*WHAT IS REQUIRED*
In how many lines does the string "приняла" appear? Answer with the number only.

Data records

○ ○ ○ ○ ○

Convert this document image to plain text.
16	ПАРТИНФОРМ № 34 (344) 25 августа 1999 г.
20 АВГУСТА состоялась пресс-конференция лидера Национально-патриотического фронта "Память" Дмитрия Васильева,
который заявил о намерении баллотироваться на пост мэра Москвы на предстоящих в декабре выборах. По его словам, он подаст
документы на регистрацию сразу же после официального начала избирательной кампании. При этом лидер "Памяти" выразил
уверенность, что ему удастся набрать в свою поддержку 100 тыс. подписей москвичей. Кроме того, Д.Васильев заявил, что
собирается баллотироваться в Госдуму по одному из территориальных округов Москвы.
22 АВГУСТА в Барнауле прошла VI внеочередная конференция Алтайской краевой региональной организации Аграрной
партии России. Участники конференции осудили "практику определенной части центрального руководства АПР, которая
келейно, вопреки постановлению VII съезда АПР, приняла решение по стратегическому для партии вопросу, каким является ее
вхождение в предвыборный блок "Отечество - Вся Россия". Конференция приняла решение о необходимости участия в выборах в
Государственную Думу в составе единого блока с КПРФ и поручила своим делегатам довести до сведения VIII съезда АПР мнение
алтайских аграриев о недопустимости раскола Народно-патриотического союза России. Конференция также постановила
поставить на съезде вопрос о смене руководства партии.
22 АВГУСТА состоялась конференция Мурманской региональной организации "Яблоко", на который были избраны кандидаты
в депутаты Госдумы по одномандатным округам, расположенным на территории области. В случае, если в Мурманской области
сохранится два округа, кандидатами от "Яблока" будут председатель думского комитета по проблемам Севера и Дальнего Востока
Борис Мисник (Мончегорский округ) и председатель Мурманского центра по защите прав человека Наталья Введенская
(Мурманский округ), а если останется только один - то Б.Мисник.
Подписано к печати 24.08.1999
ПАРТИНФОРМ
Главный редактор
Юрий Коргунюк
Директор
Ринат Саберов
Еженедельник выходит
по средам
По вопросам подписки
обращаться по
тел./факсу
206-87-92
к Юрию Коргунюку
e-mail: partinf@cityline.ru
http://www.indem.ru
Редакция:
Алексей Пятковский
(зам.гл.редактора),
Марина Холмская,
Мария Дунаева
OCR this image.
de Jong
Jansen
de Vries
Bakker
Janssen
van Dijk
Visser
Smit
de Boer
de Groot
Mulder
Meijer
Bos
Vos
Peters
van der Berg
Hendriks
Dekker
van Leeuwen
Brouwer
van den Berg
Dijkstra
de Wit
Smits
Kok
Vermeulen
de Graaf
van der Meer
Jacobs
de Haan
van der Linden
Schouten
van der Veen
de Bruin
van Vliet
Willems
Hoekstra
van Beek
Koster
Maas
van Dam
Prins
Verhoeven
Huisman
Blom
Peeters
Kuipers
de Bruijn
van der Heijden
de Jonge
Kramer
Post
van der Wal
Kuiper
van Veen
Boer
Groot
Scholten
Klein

○ ○ ○ ○ ○

*FULL SOLUTION*
2